▶ **YOUR TASK**
Turn the stretch of records from the line containing "minimize-icon — [603, 13, 611, 17]" through the line containing "close-icon: ✕ — [667, 4, 678, 20]" into a Markdown table with the columns Row and Record line, leaving out any blank lines.

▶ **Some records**
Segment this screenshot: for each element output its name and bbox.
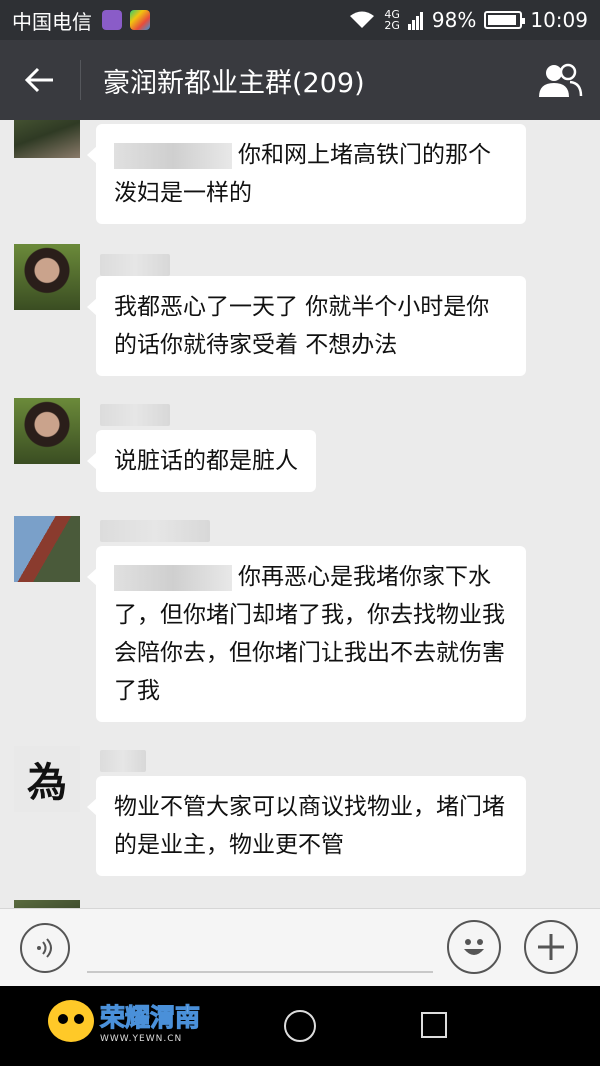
sender-name-redacted bbox=[100, 254, 170, 276]
watermark-logo: 荣耀渭南 WWW.YEWN.CN bbox=[48, 998, 201, 1044]
message-text: 说脏话的都是脏人 bbox=[114, 448, 298, 474]
message-text: 物业不管大家可以商议找物业，堵门堵的是业主，物业更不管 bbox=[114, 794, 505, 858]
gallery-app-icon bbox=[102, 10, 122, 30]
carrier-name: 中国电信 bbox=[12, 9, 92, 34]
message-bubble[interactable]: 你再恶心是我堵你家下水了，但你堵门却堵了我，你去找物业我会陪你去，但你堵门让我出… bbox=[87, 546, 526, 722]
chat-header: 豪润新都业主群(209) bbox=[0, 40, 600, 120]
recent-apps-button[interactable] bbox=[421, 1012, 447, 1038]
message-bubble[interactable]: 你和网上堵高铁门的那个泼妇是一样的 bbox=[87, 124, 526, 224]
sender-name-redacted bbox=[100, 520, 210, 542]
avatar-calligraphy: 為 bbox=[27, 759, 67, 806]
watermark-url: WWW.YEWN.CN bbox=[100, 1034, 183, 1044]
chat-title: 豪润新都业主群(209) bbox=[103, 67, 365, 99]
group-members-icon[interactable] bbox=[520, 40, 600, 120]
battery-percent: 98% bbox=[431, 8, 477, 32]
avatar[interactable] bbox=[14, 900, 80, 908]
sender-name-redacted bbox=[100, 404, 170, 426]
avatar[interactable]: 為 bbox=[14, 746, 80, 812]
sender-name-redacted bbox=[100, 750, 146, 772]
back-arrow-icon[interactable] bbox=[0, 40, 80, 120]
message-bubble[interactable]: 我都恶心了一天了 你就半个小时是你的话你就待家受着 不想办法 bbox=[87, 276, 526, 376]
battery-icon bbox=[484, 11, 526, 29]
message-bubble[interactable]: 说脏话的都是脏人 bbox=[87, 430, 316, 492]
bee-mascot-icon bbox=[48, 1000, 94, 1042]
avatar[interactable] bbox=[14, 120, 80, 158]
message-input[interactable] bbox=[87, 971, 433, 973]
home-button[interactable] bbox=[284, 1010, 316, 1042]
wifi-icon bbox=[350, 11, 375, 28]
message-bubble[interactable]: 物业不管大家可以商议找物业，堵门堵的是业主，物业更不管 bbox=[87, 776, 526, 876]
voice-icon[interactable] bbox=[20, 923, 70, 973]
input-bar bbox=[0, 908, 600, 986]
avatar[interactable] bbox=[14, 516, 80, 582]
avatar[interactable] bbox=[14, 244, 80, 310]
mention-redacted bbox=[114, 142, 232, 169]
header-divider bbox=[80, 60, 81, 100]
mention-redacted bbox=[114, 564, 232, 591]
status-bar: 中国电信 4G 2G 98% 10:09 bbox=[0, 0, 600, 40]
signal-icon bbox=[407, 12, 423, 30]
navigation-bar: 荣耀渭南 WWW.YEWN.CN bbox=[0, 986, 600, 1066]
plus-icon[interactable] bbox=[524, 920, 578, 974]
play-store-icon bbox=[130, 10, 150, 30]
watermark-name: 荣耀渭南 bbox=[99, 1003, 201, 1033]
avatar[interactable] bbox=[14, 398, 80, 464]
message-list[interactable]: 你和网上堵高铁门的那个泼妇是一样的 我都恶心了一天了 你就半个小时是你的话你就待… bbox=[0, 120, 600, 908]
message-text: 我都恶心了一天了 你就半个小时是你的话你就待家受着 不想办法 bbox=[114, 294, 490, 358]
network-type: 4G 2G bbox=[384, 8, 400, 32]
emoji-icon[interactable] bbox=[447, 920, 501, 974]
clock: 10:09 bbox=[530, 8, 588, 32]
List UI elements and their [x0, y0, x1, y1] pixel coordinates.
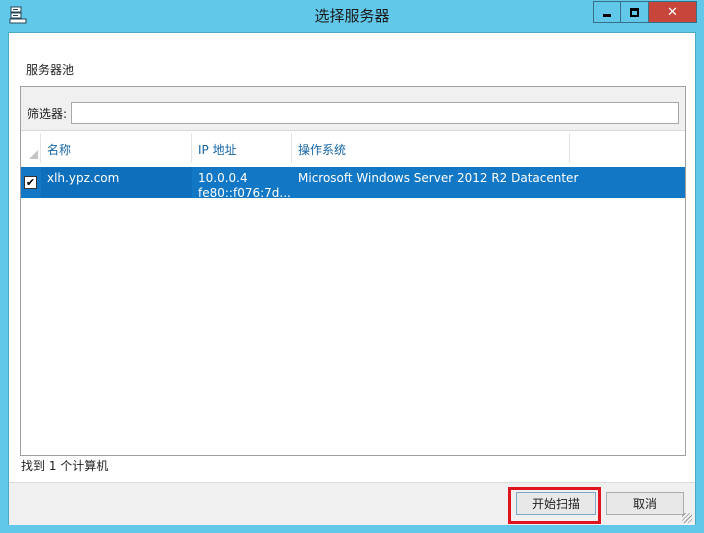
minimize-icon — [603, 13, 611, 17]
start-scan-button[interactable]: 开始扫描 — [516, 492, 596, 515]
row-checkbox[interactable]: ✔ — [24, 176, 37, 189]
server-grid-header: 名称 IP 地址 操作系统 — [21, 133, 685, 163]
filter-bar: 筛选器: — [21, 87, 685, 131]
dialog-footer: 开始扫描 取消 — [9, 482, 695, 525]
server-name: xlh.ypz.com — [41, 167, 192, 198]
column-header-name[interactable]: 名称 — [41, 133, 192, 163]
close-icon: ✕ — [667, 4, 678, 20]
table-row[interactable]: ✔ xlh.ypz.com 10.0.0.4 fe80::f076:7d... … — [21, 167, 685, 201]
found-count-text: 找到 1 个计算机 — [21, 459, 109, 473]
maximize-icon — [630, 7, 639, 17]
cancel-button[interactable]: 取消 — [606, 492, 684, 515]
server-pool-panel: 筛选器: 名称 IP 地址 操作系统 ✔ xlh.ypz.com 10.0.0.… — [20, 86, 686, 456]
select-all-column-header[interactable] — [21, 133, 41, 163]
close-button[interactable]: ✕ — [649, 1, 697, 23]
server-os: Microsoft Windows Server 2012 R2 Datacen… — [298, 171, 579, 185]
resize-grip-icon[interactable] — [682, 513, 692, 523]
filter-label: 筛选器: — [27, 107, 68, 121]
server-ip-v6: fe80::f076:7d... — [198, 186, 291, 200]
server-ip: 10.0.0.4 fe80::f076:7d... — [198, 171, 291, 201]
server-ip-v4: 10.0.0.4 — [198, 171, 248, 185]
column-header-ip[interactable]: IP 地址 — [192, 133, 292, 163]
select-servers-window: 选择服务器 ✕ 服务器池 筛选器: 名称 IP 地址 操作系统 ✔ xlh.yp… — [0, 0, 704, 533]
title-bar[interactable]: 选择服务器 ✕ — [0, 0, 704, 32]
minimize-button[interactable] — [593, 1, 621, 23]
window-controls: ✕ — [593, 1, 697, 23]
dialog-body: 服务器池 筛选器: 名称 IP 地址 操作系统 ✔ xlh.ypz.com 10… — [8, 32, 696, 525]
maximize-button[interactable] — [621, 1, 649, 23]
sort-corner-icon — [29, 150, 38, 159]
filter-input[interactable] — [71, 102, 679, 124]
column-header-os[interactable]: 操作系统 — [292, 133, 570, 163]
server-pool-label: 服务器池 — [26, 63, 75, 77]
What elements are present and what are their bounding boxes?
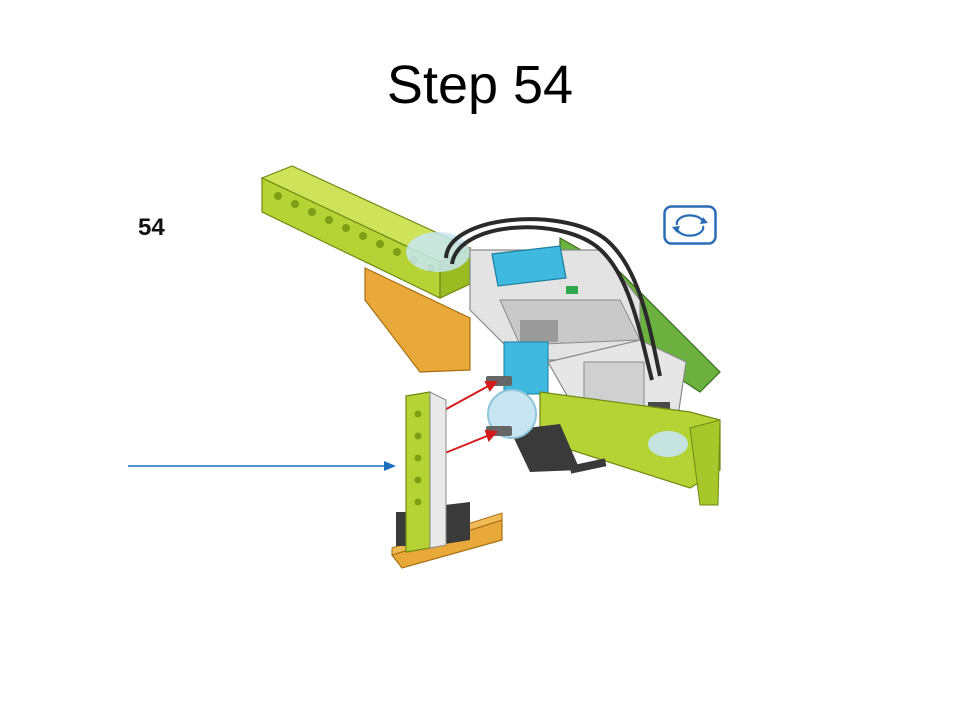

▶ **TASK RESULT**
| Row | Record line |
|---|---|
| 1 | minimize-icon — [603, 13, 611, 17] |
| 2 | start-scan-button[interactable]: 开始扫描 — [516, 492, 596, 515] |
| 3 | row-checkbox[interactable]: ✔ — [24, 176, 37, 189] |
| 4 | server-grid-header: 名称 IP 地址 操作系统 — [21, 133, 685, 163] |
| 5 | filter-bar: 筛选器: — [21, 87, 685, 131] |
| 6 | dialog-footer: 开始扫描 取消 — [9, 482, 695, 525] |
| 7 | server-name: xlh.ypz.com — [41, 167, 192, 198] |
| 8 | column-header-name[interactable]: 名称 — [41, 133, 192, 163] |
| 9 | close-icon: ✕ — [667, 4, 678, 20] |